WHAT THE TASK REQUIRES
Find the string "World" in the records. Copy every line it appears in.
[BEGIN PROVIDED ENTRIES]
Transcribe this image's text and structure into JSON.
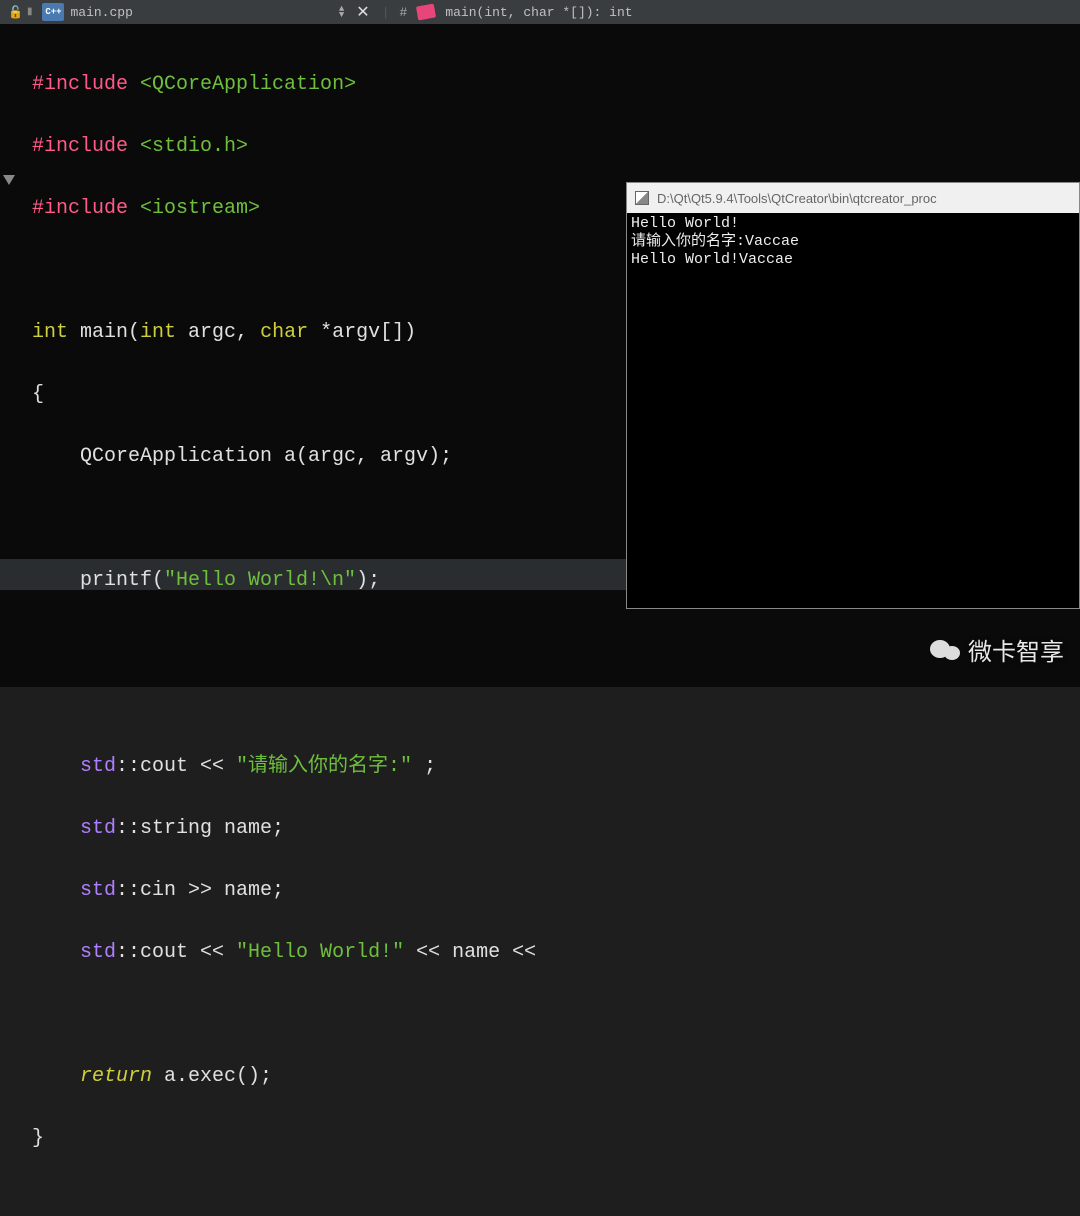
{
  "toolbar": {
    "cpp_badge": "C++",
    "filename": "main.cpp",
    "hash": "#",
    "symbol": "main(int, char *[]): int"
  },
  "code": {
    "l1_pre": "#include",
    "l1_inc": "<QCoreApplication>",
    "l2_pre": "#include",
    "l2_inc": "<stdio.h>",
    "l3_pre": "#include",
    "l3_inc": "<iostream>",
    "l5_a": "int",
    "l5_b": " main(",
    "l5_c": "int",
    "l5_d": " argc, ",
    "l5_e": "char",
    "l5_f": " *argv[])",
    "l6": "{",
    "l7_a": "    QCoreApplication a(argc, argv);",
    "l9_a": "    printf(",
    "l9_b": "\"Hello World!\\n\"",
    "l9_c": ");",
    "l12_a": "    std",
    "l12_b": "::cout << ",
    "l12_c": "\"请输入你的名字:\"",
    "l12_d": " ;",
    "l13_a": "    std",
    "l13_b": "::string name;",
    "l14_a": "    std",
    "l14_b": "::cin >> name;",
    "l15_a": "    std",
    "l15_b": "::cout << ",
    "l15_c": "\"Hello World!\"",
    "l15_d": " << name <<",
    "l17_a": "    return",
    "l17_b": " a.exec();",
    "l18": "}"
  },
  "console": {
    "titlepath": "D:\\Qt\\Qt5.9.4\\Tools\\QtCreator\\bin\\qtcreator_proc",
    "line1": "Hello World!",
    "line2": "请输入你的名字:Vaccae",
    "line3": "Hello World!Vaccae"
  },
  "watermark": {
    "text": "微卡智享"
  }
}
[END PROVIDED ENTRIES]
FINAL RESULT
    "l9_b": "\"Hello World!\\n\"",
    "l15_c": "\"Hello World!\"",
    "line1": "Hello World!",
    "line3": "Hello World!Vaccae"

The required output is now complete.